> **Objectif de l'exercice**
D'après le texte sur le péronisme, le « lulisme » et le « chavisme », en quelle année Luiz Inacio « Lula » da Silva a-t-il fondé le Parti des travailleurs ?

> **Texte proposé**

Au-delà des éventuelles faiblesses des personnes mises en cause, dont l’autorité politique est sans aucun doute inférieure à celle de leurs devanciers, ce sont de puissants courants politiques, profondément inscrits, depuis plus ou moins longtemps, dans l’histoire de ces pays, qui montrent aujourd’hui leurs limites. En Argentine, c’est le péronisme, ce mouvement populiste né au lendemain de la seconde guerre mondiale et toujours présent sur la scène politique, qui se trouve mis en échec. Au Brésil, c’est le « lulisme », incarné depuis plusieurs décennies par Luiz Inacio « Lula » da Silva, ancien syndicaliste, fondateur en 1980 du Parti des travailleurs et devenu, après plusieurs candidatures infructueuses, président de la République en 2002 avant d’être réélu en 2006, qui montre des signes d’épuisement. Au Venezuela, c’est le « chavisme », cette idéologie socialiste inspirée de la grande figure du « Libertador » Simon Bolivar (1783-1830) mais inséparable de celle de l’ancien président Hugo Chavez, qui perd du terrain face à une opposition revigorée.
Plusieurs traits communs
Ces mouvements relèvent de traditions politiques différentes. Ils n’ont ni la même histoire ni les mêmes idées. Mais ils ont plusieurs traits en commun. Le premier est d’être, chacun à sa façon, des mouvements de gauche, qui donnent la priorité à la politique sociale et qui sont combattus, avec vigueur, par la droite. Ce positionnement a deux conséquences : d’une part, ils refusent les solutions néo-libérales et choisissent de donner à l’Etat un rôle prépondérant ; d’autre part, ils entendent garder leurs distances à l’égard des Etats-Unis, au nom de la défense de leur indépendance. Cet anti-américanisme a rapproché les trois pays, qui ont resserré leurs liens au cours des dernières années.
Le deuxième trait commun au péronisme devenu « kirchnérisme », au « lulisme » et au « chavisme » est de s’appuyer sur des personnalités fortes et parfois charismatiques qui ont permis à ces mouvements de surmonter les divisions de la société et de rassembler autour de leurs chefs des clientèles variées. Troisième trait : après l’effacement de leurs dirigeants historiques, ils sont atteints par l’usure du pouvoir, dont le haut niveau de corruption est l’un des principaux indicateurs.
Les difficultés économiques qu’ont connues ces trois pays ont affaibli le crédit de leurs dirigeants. Au Venezuela, Nicolas Maduro a réagi par un surcroît d’autoritarisme tandis que Cristina Kirchner, en Argentine, et Dilma Rousseff, au Brésil, ont laissé s’exprimer la contestation. Les « modèles » auxquels se sont identifiés les trois présidents ont cessé de convaincre leurs compatriotes. Le « kirchnérisme » s’est révélé impuissant à répondre aux attentes multiples qu’il avait suscitées. Le « lulisme », après avoir réussi à améliorer le sort des plus pauvres et à établir un compromis politique qui lui assurait un large soutien, semble avoir épuisé ses effets. Le « chavisme » enfin a dégénéré en un régime quasi-dictatorial au bord de la faillite. S’il est trop tôt pour prédire la fin de ces mouvements politiques nés des soubresauts du XXème siècle, au moins devront-ils apprendre à s’adapter aux temps nouveaux.

> **Données présentées**

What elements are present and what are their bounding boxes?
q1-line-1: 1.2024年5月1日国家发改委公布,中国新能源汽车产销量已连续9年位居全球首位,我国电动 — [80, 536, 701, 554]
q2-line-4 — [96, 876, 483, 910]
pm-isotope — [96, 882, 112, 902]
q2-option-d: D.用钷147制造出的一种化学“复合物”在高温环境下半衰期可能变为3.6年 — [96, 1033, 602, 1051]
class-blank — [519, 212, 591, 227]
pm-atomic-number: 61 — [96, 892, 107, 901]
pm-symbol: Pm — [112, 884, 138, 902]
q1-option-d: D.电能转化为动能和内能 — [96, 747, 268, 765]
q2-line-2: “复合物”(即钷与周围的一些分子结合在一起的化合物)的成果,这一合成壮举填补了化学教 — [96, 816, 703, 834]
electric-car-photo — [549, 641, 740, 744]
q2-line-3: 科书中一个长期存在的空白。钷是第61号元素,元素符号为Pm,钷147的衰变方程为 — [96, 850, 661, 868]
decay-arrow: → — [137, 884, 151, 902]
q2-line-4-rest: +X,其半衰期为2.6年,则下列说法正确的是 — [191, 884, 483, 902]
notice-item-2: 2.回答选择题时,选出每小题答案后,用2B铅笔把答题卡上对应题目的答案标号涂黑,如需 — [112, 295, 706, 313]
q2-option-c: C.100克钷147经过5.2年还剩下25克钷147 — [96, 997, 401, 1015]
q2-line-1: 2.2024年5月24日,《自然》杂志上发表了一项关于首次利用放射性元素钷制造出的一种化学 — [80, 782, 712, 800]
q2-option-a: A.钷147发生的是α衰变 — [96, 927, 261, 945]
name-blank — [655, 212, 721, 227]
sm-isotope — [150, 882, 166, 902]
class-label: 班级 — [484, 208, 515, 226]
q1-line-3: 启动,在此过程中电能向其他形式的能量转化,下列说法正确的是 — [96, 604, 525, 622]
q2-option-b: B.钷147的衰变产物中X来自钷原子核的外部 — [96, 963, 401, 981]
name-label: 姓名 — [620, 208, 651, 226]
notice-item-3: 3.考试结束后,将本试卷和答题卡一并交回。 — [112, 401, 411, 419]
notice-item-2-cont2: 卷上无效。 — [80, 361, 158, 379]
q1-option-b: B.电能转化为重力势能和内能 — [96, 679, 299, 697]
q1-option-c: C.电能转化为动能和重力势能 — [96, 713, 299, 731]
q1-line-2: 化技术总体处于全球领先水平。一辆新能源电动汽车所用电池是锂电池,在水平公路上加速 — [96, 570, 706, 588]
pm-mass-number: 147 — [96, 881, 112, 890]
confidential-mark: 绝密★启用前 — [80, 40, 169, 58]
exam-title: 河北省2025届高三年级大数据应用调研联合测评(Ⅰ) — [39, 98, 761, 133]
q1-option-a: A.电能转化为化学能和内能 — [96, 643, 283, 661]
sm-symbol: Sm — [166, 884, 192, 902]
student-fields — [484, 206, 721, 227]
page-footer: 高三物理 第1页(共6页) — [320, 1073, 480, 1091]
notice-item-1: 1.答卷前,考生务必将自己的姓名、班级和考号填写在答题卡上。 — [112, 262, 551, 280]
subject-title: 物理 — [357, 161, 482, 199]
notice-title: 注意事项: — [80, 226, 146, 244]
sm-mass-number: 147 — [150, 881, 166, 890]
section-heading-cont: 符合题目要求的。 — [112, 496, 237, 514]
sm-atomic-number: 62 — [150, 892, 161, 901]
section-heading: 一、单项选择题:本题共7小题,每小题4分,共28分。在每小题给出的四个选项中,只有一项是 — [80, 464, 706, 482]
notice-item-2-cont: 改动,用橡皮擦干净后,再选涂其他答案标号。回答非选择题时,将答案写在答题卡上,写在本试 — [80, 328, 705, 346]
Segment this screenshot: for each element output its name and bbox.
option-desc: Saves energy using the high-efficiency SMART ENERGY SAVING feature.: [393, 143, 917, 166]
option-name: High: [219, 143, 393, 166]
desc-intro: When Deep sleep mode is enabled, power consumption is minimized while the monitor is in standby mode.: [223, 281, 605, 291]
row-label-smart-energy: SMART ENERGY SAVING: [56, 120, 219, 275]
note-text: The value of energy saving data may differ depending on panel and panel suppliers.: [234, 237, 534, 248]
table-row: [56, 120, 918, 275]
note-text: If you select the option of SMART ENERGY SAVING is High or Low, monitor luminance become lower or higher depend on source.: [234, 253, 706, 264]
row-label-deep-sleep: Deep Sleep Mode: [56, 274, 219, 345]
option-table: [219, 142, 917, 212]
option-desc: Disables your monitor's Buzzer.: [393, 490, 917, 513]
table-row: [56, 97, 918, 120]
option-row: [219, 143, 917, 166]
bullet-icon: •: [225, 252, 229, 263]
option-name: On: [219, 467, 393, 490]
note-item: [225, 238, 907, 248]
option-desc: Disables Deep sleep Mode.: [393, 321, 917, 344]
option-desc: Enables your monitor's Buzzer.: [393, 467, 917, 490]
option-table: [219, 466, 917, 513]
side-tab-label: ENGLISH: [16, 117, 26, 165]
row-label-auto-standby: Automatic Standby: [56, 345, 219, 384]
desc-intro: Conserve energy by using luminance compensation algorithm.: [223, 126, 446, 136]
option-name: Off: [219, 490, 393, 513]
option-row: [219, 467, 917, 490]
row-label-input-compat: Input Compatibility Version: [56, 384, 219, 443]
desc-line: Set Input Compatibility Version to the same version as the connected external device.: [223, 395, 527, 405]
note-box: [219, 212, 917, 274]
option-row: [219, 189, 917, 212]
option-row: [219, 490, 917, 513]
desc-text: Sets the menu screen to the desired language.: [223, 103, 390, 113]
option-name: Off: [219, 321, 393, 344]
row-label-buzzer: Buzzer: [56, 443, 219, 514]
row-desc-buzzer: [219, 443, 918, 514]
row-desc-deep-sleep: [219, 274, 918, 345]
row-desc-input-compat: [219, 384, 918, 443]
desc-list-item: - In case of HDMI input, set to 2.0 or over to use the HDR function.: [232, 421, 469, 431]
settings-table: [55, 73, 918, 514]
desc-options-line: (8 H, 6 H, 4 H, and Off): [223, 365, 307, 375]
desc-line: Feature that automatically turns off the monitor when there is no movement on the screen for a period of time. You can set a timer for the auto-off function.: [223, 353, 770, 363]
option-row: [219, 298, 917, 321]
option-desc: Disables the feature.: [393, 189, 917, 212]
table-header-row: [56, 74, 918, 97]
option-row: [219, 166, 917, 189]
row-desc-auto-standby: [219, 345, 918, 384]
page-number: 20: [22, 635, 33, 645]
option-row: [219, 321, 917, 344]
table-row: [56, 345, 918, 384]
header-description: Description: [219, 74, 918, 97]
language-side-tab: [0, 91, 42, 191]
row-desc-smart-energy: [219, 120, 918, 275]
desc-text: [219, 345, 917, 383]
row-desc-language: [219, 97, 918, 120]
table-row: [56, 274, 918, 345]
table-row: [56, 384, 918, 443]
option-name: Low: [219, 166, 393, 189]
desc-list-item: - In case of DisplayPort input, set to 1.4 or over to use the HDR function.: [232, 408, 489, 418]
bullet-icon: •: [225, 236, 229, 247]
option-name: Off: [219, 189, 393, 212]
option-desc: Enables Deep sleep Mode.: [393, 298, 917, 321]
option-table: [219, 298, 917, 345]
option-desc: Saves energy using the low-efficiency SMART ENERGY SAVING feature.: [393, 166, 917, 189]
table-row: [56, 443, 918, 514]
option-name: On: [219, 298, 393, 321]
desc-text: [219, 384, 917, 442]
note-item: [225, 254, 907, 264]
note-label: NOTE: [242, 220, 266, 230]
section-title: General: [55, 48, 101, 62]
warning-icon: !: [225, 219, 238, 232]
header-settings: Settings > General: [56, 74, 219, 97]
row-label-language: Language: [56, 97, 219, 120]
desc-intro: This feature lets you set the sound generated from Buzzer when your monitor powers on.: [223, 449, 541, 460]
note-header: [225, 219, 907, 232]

> **Réponse attendue**
En 1980.